> [Tasks to complete]
A. Give every person named in full in the passage on war and foreign policy.
B. Copy the records word for word, everything from the first record down to the line containing "featured-star-toggle-icon[interactable]: ☆ <box>862", with both ends included.

> [Document extract]

## START

Yet Americans, like Ron Paul, who advocate a policy to actually make America safer, freer, and wealthier, are routinely vilified by Republican apparatchiks. The Bush administration and its neoconservative supporters accused opponents of being defeatists and even traitors. Politico guest contributor Robert White was more mild, merely accusing Paul of preaching “isolationism and appeasement” and of not appearing to be “strong on national defense.”
For these Republicans opposition to bombing or invading other nations is “isolationist.” Failing to view war or the threat of war as the best response to every foreign problem is “appeasement.”
In fact, war should always be a last resort, a matter of necessity rather than choice. And we can learn much from the Cold War: there were enthusiastic advocates of preventive war against both the Soviet Union and China, but deterrence kept the peace against the likes of Joseph Stalin and Mao Zedong. In retrospect the latter policy looks good compared to the potential of triggering World War III.
Moreover, intervention and conflict beget intervention and conflict. America’s troubles with Iran began in 1953 with the CIA-backed coup d’etat against the democratically elected government. Washington’s support for the autocratic Shah sowed the seeds which turned into the 1979 Islamic revolution.

## END

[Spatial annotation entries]
## START

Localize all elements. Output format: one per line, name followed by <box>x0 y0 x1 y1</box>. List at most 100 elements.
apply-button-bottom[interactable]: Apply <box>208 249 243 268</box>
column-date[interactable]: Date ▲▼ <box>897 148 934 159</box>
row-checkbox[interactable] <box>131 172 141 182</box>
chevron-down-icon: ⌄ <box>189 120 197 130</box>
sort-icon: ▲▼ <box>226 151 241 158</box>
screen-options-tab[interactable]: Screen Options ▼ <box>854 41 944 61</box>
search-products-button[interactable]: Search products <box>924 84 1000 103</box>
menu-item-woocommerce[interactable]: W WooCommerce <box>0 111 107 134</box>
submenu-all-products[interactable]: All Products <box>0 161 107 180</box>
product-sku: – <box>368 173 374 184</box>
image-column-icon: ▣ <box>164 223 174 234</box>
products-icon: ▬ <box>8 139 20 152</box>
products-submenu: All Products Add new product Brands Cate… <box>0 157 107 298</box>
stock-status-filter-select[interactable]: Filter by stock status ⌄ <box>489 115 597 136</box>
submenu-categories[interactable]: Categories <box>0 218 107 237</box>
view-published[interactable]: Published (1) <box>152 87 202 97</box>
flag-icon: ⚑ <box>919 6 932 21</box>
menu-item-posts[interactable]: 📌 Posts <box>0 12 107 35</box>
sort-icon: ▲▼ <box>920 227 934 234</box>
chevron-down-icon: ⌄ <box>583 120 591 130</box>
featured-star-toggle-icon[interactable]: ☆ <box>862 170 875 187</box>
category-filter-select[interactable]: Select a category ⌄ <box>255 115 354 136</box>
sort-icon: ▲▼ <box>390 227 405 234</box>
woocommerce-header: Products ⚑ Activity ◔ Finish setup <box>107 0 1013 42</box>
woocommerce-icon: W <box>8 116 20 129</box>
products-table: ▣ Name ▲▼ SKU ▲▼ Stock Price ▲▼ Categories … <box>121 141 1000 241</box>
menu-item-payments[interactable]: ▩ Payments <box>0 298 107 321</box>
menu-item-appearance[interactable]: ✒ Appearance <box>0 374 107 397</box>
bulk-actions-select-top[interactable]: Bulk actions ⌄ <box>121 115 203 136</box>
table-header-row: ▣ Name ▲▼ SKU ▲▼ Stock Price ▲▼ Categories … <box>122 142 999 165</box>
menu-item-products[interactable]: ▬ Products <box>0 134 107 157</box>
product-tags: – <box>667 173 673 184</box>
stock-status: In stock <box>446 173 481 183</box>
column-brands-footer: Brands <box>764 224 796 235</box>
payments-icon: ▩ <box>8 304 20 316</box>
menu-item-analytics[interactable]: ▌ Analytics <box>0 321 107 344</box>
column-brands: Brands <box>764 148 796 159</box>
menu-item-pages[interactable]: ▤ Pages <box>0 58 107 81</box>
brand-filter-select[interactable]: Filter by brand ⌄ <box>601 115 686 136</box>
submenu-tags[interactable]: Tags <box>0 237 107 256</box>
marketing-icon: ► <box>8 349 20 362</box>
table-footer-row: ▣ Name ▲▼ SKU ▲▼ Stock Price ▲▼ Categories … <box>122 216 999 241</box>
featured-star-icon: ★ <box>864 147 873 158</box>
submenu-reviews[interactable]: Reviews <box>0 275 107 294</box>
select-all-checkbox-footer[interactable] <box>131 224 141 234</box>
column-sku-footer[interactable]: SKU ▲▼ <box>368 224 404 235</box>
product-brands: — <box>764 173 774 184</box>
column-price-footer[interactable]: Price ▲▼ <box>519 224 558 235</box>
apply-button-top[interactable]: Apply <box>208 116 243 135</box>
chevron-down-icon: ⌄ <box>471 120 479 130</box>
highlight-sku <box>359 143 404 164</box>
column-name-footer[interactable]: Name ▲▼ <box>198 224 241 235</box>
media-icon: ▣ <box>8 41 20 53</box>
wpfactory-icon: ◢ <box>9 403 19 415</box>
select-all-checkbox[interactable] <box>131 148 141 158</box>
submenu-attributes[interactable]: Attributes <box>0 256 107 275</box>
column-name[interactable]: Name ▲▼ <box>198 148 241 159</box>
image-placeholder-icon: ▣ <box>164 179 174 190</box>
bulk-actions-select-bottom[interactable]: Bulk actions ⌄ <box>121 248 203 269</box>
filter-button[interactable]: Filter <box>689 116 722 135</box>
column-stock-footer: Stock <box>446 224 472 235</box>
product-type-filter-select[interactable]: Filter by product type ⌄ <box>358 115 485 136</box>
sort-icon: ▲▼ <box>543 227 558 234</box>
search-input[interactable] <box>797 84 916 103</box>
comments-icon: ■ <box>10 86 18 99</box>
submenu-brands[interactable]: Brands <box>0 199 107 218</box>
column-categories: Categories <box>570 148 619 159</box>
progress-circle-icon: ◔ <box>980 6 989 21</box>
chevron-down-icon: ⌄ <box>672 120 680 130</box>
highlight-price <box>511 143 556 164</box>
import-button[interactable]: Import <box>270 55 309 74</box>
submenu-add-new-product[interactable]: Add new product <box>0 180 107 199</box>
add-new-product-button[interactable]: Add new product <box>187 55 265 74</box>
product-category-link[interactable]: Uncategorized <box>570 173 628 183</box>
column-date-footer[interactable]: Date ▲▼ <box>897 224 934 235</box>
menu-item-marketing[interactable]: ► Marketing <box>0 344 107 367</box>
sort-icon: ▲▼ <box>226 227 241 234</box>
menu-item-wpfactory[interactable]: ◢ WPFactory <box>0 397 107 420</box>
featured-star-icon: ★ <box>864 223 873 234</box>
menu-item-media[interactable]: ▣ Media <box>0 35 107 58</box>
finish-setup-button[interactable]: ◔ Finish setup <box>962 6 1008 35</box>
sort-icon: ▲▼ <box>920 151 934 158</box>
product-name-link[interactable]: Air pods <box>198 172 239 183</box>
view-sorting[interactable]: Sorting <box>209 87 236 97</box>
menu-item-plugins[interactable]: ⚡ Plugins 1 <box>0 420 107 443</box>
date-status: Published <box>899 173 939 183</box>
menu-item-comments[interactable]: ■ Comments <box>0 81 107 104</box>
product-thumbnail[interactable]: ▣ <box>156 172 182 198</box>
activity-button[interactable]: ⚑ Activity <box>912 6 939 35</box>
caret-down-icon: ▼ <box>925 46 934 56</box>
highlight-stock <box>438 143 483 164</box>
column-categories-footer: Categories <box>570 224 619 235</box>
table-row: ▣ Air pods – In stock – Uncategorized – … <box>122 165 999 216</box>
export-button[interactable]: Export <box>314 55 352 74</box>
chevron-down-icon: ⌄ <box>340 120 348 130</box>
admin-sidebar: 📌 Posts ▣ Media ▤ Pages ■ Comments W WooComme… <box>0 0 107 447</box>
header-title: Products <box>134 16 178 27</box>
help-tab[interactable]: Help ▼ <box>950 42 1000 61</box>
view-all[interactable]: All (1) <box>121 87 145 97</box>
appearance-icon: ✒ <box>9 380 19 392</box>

## END

> [Task-by-task outputs]
A.
Ron Paul
Robert White
Joseph Stalin
Mao Zedong

B.
Localize all elements. Output format: one per line, name followed by <box>x0 y0 x1 y1</box>. List at most 100 elements.
apply-button-bottom[interactable]: Apply <box>208 249 243 268</box>
column-date[interactable]: Date ▲▼ <box>897 148 934 159</box>
row-checkbox[interactable] <box>131 172 141 182</box>
chevron-down-icon: ⌄ <box>189 120 197 130</box>
sort-icon: ▲▼ <box>226 151 241 158</box>
screen-options-tab[interactable]: Screen Options ▼ <box>854 41 944 61</box>
search-products-button[interactable]: Search products <box>924 84 1000 103</box>
menu-item-woocommerce[interactable]: W WooCommerce <box>0 111 107 134</box>
submenu-all-products[interactable]: All Products <box>0 161 107 180</box>
product-sku: – <box>368 173 374 184</box>
image-column-icon: ▣ <box>164 223 174 234</box>
products-icon: ▬ <box>8 139 20 152</box>
products-submenu: All Products Add new product Brands Cate… <box>0 157 107 298</box>
stock-status-filter-select[interactable]: Filter by stock status ⌄ <box>489 115 597 136</box>
submenu-categories[interactable]: Categories <box>0 218 107 237</box>
view-published[interactable]: Published (1) <box>152 87 202 97</box>
flag-icon: ⚑ <box>919 6 932 21</box>
menu-item-posts[interactable]: 📌 Posts <box>0 12 107 35</box>
sort-icon: ▲▼ <box>920 227 934 234</box>
chevron-down-icon: ⌄ <box>583 120 591 130</box>
featured-star-toggle-icon[interactable]: ☆ <box>862 170 875 187</box>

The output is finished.